(Directions):
Quote each record exactly, please, leaving none out.

(Exercise input):
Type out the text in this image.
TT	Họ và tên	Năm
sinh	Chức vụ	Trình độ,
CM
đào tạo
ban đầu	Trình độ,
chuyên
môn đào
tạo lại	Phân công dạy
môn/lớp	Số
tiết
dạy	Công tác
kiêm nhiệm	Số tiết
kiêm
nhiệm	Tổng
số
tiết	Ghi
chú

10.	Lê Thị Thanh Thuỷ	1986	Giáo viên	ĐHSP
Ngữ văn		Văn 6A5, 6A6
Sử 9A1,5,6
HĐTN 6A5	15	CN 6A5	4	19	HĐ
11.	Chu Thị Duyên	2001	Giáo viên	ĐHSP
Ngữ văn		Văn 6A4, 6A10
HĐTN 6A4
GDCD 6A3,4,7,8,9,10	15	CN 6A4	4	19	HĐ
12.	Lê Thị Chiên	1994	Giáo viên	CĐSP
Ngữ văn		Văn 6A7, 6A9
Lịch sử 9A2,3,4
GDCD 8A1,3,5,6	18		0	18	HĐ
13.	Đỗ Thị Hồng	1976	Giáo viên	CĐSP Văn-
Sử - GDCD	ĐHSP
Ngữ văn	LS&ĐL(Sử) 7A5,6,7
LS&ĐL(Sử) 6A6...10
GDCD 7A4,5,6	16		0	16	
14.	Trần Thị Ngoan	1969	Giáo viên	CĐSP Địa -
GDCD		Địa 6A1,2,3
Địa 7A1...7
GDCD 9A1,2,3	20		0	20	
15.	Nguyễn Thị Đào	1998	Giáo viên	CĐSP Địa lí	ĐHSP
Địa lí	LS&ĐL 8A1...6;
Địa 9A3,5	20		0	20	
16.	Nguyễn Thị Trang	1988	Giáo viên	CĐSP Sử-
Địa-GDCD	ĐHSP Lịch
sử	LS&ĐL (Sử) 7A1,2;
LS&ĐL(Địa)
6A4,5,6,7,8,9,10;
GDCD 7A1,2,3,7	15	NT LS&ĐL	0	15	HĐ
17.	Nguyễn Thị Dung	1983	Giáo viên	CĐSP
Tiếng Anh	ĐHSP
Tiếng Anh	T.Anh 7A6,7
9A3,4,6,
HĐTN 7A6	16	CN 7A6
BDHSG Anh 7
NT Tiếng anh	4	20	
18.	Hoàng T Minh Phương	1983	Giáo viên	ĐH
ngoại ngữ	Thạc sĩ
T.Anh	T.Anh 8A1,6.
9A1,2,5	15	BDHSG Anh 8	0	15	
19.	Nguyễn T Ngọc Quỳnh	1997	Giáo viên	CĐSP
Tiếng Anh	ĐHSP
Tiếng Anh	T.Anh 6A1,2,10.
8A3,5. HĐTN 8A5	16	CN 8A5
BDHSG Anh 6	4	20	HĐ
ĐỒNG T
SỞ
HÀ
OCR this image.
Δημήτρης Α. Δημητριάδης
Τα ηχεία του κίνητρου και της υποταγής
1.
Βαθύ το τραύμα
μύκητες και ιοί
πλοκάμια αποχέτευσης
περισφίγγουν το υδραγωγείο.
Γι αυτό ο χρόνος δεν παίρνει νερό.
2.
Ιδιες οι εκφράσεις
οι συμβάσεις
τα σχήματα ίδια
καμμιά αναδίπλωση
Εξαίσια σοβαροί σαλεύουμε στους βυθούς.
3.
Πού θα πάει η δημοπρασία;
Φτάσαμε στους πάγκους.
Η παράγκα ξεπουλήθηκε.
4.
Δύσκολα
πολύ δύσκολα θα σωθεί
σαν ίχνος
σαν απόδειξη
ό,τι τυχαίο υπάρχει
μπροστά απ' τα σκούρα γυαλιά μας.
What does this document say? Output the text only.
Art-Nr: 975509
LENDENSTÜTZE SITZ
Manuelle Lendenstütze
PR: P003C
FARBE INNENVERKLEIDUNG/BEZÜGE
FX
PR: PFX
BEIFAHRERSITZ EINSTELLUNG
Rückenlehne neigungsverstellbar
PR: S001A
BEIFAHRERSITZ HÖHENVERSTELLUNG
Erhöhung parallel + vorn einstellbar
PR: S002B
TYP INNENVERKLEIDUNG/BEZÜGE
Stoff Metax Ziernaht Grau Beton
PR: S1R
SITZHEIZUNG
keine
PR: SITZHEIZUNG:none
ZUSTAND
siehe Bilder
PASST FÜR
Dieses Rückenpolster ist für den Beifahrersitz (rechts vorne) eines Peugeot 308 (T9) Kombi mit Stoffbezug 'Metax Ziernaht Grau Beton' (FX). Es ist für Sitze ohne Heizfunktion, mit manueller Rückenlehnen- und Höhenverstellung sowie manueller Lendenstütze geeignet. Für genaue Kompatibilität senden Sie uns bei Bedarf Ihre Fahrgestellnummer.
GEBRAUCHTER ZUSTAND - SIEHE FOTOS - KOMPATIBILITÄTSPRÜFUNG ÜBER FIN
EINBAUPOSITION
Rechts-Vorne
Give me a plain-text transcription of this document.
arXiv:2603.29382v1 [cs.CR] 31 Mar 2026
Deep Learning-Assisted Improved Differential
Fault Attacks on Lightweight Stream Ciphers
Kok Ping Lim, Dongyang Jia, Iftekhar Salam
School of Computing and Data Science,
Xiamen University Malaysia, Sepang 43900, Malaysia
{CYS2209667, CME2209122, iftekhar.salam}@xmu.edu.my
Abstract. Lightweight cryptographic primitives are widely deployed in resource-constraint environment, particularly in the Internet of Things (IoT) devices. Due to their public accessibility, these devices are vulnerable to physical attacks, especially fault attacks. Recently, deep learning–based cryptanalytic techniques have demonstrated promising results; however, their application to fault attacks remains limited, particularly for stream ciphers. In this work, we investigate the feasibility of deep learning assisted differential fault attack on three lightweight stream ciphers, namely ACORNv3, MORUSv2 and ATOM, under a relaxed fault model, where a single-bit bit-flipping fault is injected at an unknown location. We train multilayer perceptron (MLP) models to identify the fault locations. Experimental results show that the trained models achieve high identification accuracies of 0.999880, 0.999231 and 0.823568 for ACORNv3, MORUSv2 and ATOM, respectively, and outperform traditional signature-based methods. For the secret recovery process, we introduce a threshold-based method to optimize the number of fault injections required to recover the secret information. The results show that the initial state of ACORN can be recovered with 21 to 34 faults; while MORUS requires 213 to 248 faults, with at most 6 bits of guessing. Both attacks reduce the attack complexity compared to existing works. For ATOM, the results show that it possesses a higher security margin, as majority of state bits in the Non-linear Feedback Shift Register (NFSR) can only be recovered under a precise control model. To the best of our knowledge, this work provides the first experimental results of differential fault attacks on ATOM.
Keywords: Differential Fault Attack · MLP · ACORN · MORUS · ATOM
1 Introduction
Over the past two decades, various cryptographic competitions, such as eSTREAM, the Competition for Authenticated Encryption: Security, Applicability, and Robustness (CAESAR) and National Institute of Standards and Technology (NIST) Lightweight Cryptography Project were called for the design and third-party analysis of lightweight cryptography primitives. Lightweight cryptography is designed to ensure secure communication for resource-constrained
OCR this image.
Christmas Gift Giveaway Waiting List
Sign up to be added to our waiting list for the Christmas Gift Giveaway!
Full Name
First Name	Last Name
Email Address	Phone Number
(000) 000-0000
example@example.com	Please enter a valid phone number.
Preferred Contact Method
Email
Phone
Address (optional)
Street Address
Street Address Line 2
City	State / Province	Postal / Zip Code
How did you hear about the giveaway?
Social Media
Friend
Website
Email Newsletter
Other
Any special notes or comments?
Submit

(The reply):
Type out the text in this image.
TT	Họ và tên	Năm
sinh	Chức vụ	Trình độ,
CM
đào tạo
ban đầu	Trình độ,
chuyên
môn đào
tạo lại	Phân công dạy
môn/lớp	Số
tiết
dạy	Công tác
kiêm nhiệm	Số tiết
kiêm
nhiệm	Tổng
số
tiết	Ghi
chú

10.	Lê Thị Thanh Thuỷ	1986	Giáo viên	ĐHSP
Ngữ văn		Văn 6A5, 6A6
Sử 9A1,5,6
HĐTN 6A5	15	CN 6A5	4	19	HĐ
11.	Chu Thị Duyên	2001	Giáo viên	ĐHSP
Ngữ văn		Văn 6A4, 6A10
HĐTN 6A4
GDCD 6A3,4,7,8,9,10	15	CN 6A4	4	19	HĐ
12.	Lê Thị Chiên	1994	Giáo viên	CĐSP
Ngữ văn		Văn 6A7, 6A9
Lịch sử 9A2,3,4
GDCD 8A1,3,5,6	18		0	18	HĐ
13.	Đỗ Thị Hồng	1976	Giáo viên	CĐSP Văn-
Sử - GDCD	ĐHSP
Ngữ văn	LS&ĐL(Sử) 7A5,6,7
LS&ĐL(Sử) 6A6...10
GDCD 7A4,5,6	16		0	16	
14.	Trần Thị Ngoan	1969	Giáo viên	CĐSP Địa -
GDCD		Địa 6A1,2,3
Địa 7A1...7
GDCD 9A1,2,3	20		0	20	
15.	Nguyễn Thị Đào	1998	Giáo viên	CĐSP Địa lí	ĐHSP
Địa lí	LS&ĐL 8A1...6;
Địa 9A3,5	20		0	20	
16.	Nguyễn Thị Trang	1988	Giáo viên	CĐSP Sử-
Địa-GDCD	ĐHSP Lịch
sử	LS&ĐL (Sử) 7A1,2;
LS&ĐL(Địa)
6A4,5,6,7,8,9,10;
GDCD 7A1,2,3,7	15	NT LS&ĐL	0	15	HĐ
17.	Nguyễn Thị Dung	1983	Giáo viên	CĐSP
Tiếng Anh	ĐHSP
Tiếng Anh	T.Anh 7A6,7
9A3,4,6,
HĐTN 7A6	16	CN 7A6
BDHSG Anh 7
NT Tiếng anh	4	20	
18.	Hoàng T Minh Phương	1983	Giáo viên	ĐH
ngoại ngữ	Thạc sĩ
T.Anh	T.Anh 8A1,6.
9A1,2,5	15	BDHSG Anh 8	0	15	
19.	Nguyễn T Ngọc Quỳnh	1997	Giáo viên	CĐSP
Tiếng Anh	ĐHSP
Tiếng Anh	T.Anh 6A1,2,10.
8A3,5. HĐTN 8A5	16	CN 8A5
BDHSG Anh 6	4	20	HĐ
ĐỒNG T
SỞ
HÀ
OCR this image.
Δημήτρης Α. Δημητριάδης
Τα ηχεία του κίνητρου και της υποταγής
1.
Βαθύ το τραύμα
μύκητες και ιοί
πλοκάμια αποχέτευσης
περισφίγγουν το υδραγωγείο.
Γι αυτό ο χρόνος δεν παίρνει νερό.
2.
Ιδιες οι εκφράσεις
οι συμβάσεις
τα σχήματα ίδια
καμμιά αναδίπλωση
Εξαίσια σοβαροί σαλεύουμε στους βυθούς.
3.
Πού θα πάει η δημοπρασία;
Φτάσαμε στους πάγκους.
Η παράγκα ξεπουλήθηκε.
4.
Δύσκολα
πολύ δύσκολα θα σωθεί
σαν ίχνος
σαν απόδειξη
ό,τι τυχαίο υπάρχει
μπροστά απ' τα σκούρα γυαλιά μας.
What does this document say? Output the text only.
Art-Nr: 975509
LENDENSTÜTZE SITZ
Manuelle Lendenstütze
PR: P003C
FARBE INNENVERKLEIDUNG/BEZÜGE
FX
PR: PFX
BEIFAHRERSITZ EINSTELLUNG
Rückenlehne neigungsverstellbar
PR: S001A
BEIFAHRERSITZ HÖHENVERSTELLUNG
Erhöhung parallel + vorn einstellbar
PR: S002B
TYP INNENVERKLEIDUNG/BEZÜGE
Stoff Metax Ziernaht Grau Beton
PR: S1R
SITZHEIZUNG
keine
PR: SITZHEIZUNG:none
ZUSTAND
siehe Bilder
PASST FÜR
Dieses Rückenpolster ist für den Beifahrersitz (rechts vorne) eines Peugeot 308 (T9) Kombi mit Stoffbezug 'Metax Ziernaht Grau Beton' (FX). Es ist für Sitze ohne Heizfunktion, mit manueller Rückenlehnen- und Höhenverstellung sowie manueller Lendenstütze geeignet. Für genaue Kompatibilität senden Sie uns bei Bedarf Ihre Fahrgestellnummer.
GEBRAUCHTER ZUSTAND - SIEHE FOTOS - KOMPATIBILITÄTSPRÜFUNG ÜBER FIN
EINBAUPOSITION
Rechts-Vorne
Give me a plain-text transcription of this document.
arXiv:2603.29382v1 [cs.CR] 31 Mar 2026
Deep Learning-Assisted Improved Differential
Fault Attacks on Lightweight Stream Ciphers
Kok Ping Lim, Dongyang Jia, Iftekhar Salam
School of Computing and Data Science,
Xiamen University Malaysia, Sepang 43900, Malaysia
{CYS2209667, CME2209122, iftekhar.salam}@xmu.edu.my
Abstract. Lightweight cryptographic primitives are widely deployed in resource-constraint environment, particularly in the Internet of Things (IoT) devices. Due to their public accessibility, these devices are vulnerable to physical attacks, especially fault attacks. Recently, deep learning–based cryptanalytic techniques have demonstrated promising results; however, their application to fault attacks remains limited, particularly for stream ciphers. In this work, we investigate the feasibility of deep learning assisted differential fault attack on three lightweight stream ciphers, namely ACORNv3, MORUSv2 and ATOM, under a relaxed fault model, where a single-bit bit-flipping fault is injected at an unknown location. We train multilayer perceptron (MLP) models to identify the fault locations. Experimental results show that the trained models achieve high identification accuracies of 0.999880, 0.999231 and 0.823568 for ACORNv3, MORUSv2 and ATOM, respectively, and outperform traditional signature-based methods. For the secret recovery process, we introduce a threshold-based method to optimize the number of fault injections required to recover the secret information. The results show that the initial state of ACORN can be recovered with 21 to 34 faults; while MORUS requires 213 to 248 faults, with at most 6 bits of guessing. Both attacks reduce the attack complexity compared to existing works. For ATOM, the results show that it possesses a higher security margin, as majority of state bits in the Non-linear Feedback Shift Register (NFSR) can only be recovered under a precise control model. To the best of our knowledge, this work provides the first experimental results of differential fault attacks on ATOM.
Keywords: Differential Fault Attack · MLP · ACORN · MORUS · ATOM
1 Introduction
Over the past two decades, various cryptographic competitions, such as eSTREAM, the Competition for Authenticated Encryption: Security, Applicability, and Robustness (CAESAR) and National Institute of Standards and Technology (NIST) Lightweight Cryptography Project were called for the design and third-party analysis of lightweight cryptography primitives. Lightweight cryptography is designed to ensure secure communication for resource-constrained
OCR this image.
Christmas Gift Giveaway Waiting List
Sign up to be added to our waiting list for the Christmas Gift Giveaway!
Full Name
First Name	Last Name
Email Address	Phone Number
(000) 000-0000
example@example.com	Please enter a valid phone number.
Preferred Contact Method
Email
Phone
Address (optional)
Street Address
Street Address Line 2
City	State / Province	Postal / Zip Code
How did you hear about the giveaway?
Social Media
Friend
Website
Email Newsletter
Other
Any special notes or comments?
Submit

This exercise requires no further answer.